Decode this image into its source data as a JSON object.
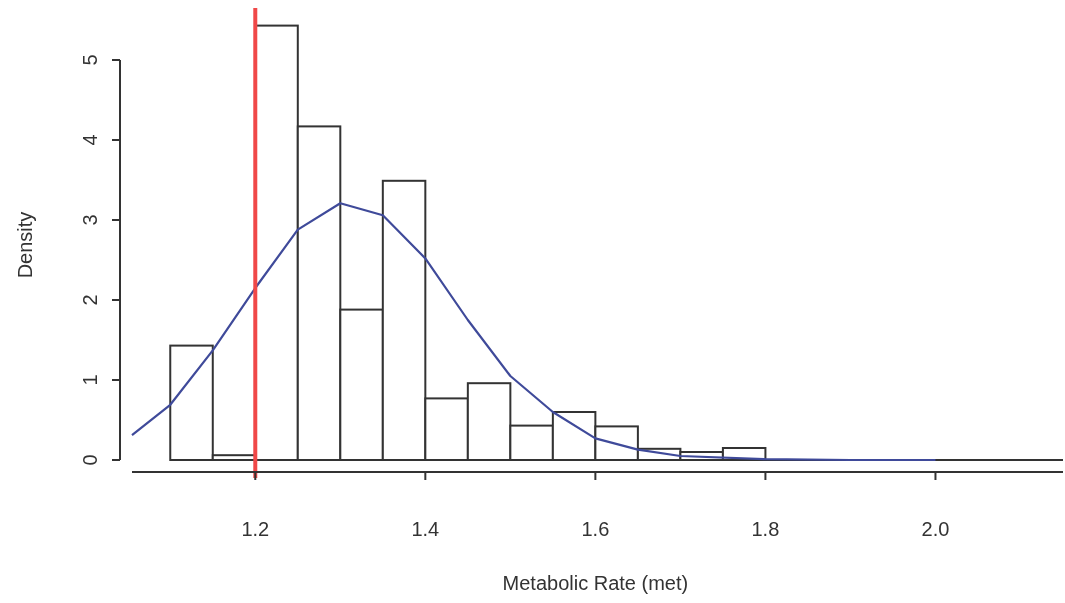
{
  "chart_data": {
    "type": "histogram",
    "xlabel": "Metabolic Rate (met)",
    "ylabel": "Density",
    "bins": [
      1.1,
      1.15,
      1.2,
      1.25,
      1.3,
      1.35,
      1.4,
      1.45,
      1.5,
      1.55,
      1.6,
      1.65,
      1.7,
      1.75,
      1.8
    ],
    "values": [
      1.43,
      0.06,
      5.43,
      4.17,
      1.88,
      3.49,
      0.77,
      0.96,
      0.43,
      0.6,
      0.42,
      0.14,
      0.1,
      0.15
    ],
    "color": "#ffffff",
    "series": [
      {
        "type": "line",
        "color": "#3f4a9a",
        "x": [
          1.055,
          1.1,
          1.15,
          1.2,
          1.25,
          1.3,
          1.35,
          1.4,
          1.45,
          1.5,
          1.55,
          1.6,
          1.65,
          1.7,
          1.8,
          1.9,
          2.0
        ],
        "values": [
          0.31,
          0.69,
          1.37,
          2.15,
          2.88,
          3.21,
          3.06,
          2.52,
          1.75,
          1.05,
          0.6,
          0.27,
          0.13,
          0.05,
          0.01,
          0,
          0
        ]
      }
    ],
    "ref_lines": [
      {
        "axis": "x",
        "value": 1.2,
        "color": "#f04848"
      }
    ],
    "xlim": [
      1.055,
      2.15
    ],
    "ylim": [
      0,
      5.65
    ],
    "xticks": [
      {
        "value": 1.2,
        "label": "1.2"
      },
      {
        "value": 1.4,
        "label": "1.4"
      },
      {
        "value": 1.6,
        "label": "1.6"
      },
      {
        "value": 1.8,
        "label": "1.8"
      },
      {
        "value": 2.0,
        "label": "2.0"
      }
    ],
    "yticks": [
      0,
      1,
      2,
      3,
      4,
      5
    ],
    "grid": false
  }
}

| Requirements |
Reproduce all the records verbatim, excluding images.

| Result below |
Decode this image into its source data as a JSON object.
{
  "chart_data": {
    "type": "histogram",
    "xlabel": "Metabolic Rate (met)",
    "ylabel": "Density",
    "bins": [
      1.1,
      1.15,
      1.2,
      1.25,
      1.3,
      1.35,
      1.4,
      1.45,
      1.5,
      1.55,
      1.6,
      1.65,
      1.7,
      1.75,
      1.8
    ],
    "values": [
      1.43,
      0.06,
      5.43,
      4.17,
      1.88,
      3.49,
      0.77,
      0.96,
      0.43,
      0.6,
      0.42,
      0.14,
      0.1,
      0.15
    ],
    "color": "#ffffff",
    "series": [
      {
        "type": "line",
        "color": "#3f4a9a",
        "x": [
          1.055,
          1.1,
          1.15,
          1.2,
          1.25,
          1.3,
          1.35,
          1.4,
          1.45,
          1.5,
          1.55,
          1.6,
          1.65,
          1.7,
          1.8,
          1.9,
          2.0
        ],
        "values": [
          0.31,
          0.69,
          1.37,
          2.15,
          2.88,
          3.21,
          3.06,
          2.52,
          1.75,
          1.05,
          0.6,
          0.27,
          0.13,
          0.05,
          0.01,
          0,
          0
        ]
      }
    ],
    "ref_lines": [
      {
        "axis": "x",
        "value": 1.2,
        "color": "#f04848"
      }
    ],
    "xlim": [
      1.055,
      2.15
    ],
    "ylim": [
      0,
      5.65
    ],
    "xticks": [
      {
        "value": 1.2,
        "label": "1.2"
      },
      {
        "value": 1.4,
        "label": "1.4"
      },
      {
        "value": 1.6,
        "label": "1.6"
      },
      {
        "value": 1.8,
        "label": "1.8"
      },
      {
        "value": 2.0,
        "label": "2.0"
      }
    ],
    "yticks": [
      0,
      1,
      2,
      3,
      4,
      5
    ],
    "grid": false
  }
}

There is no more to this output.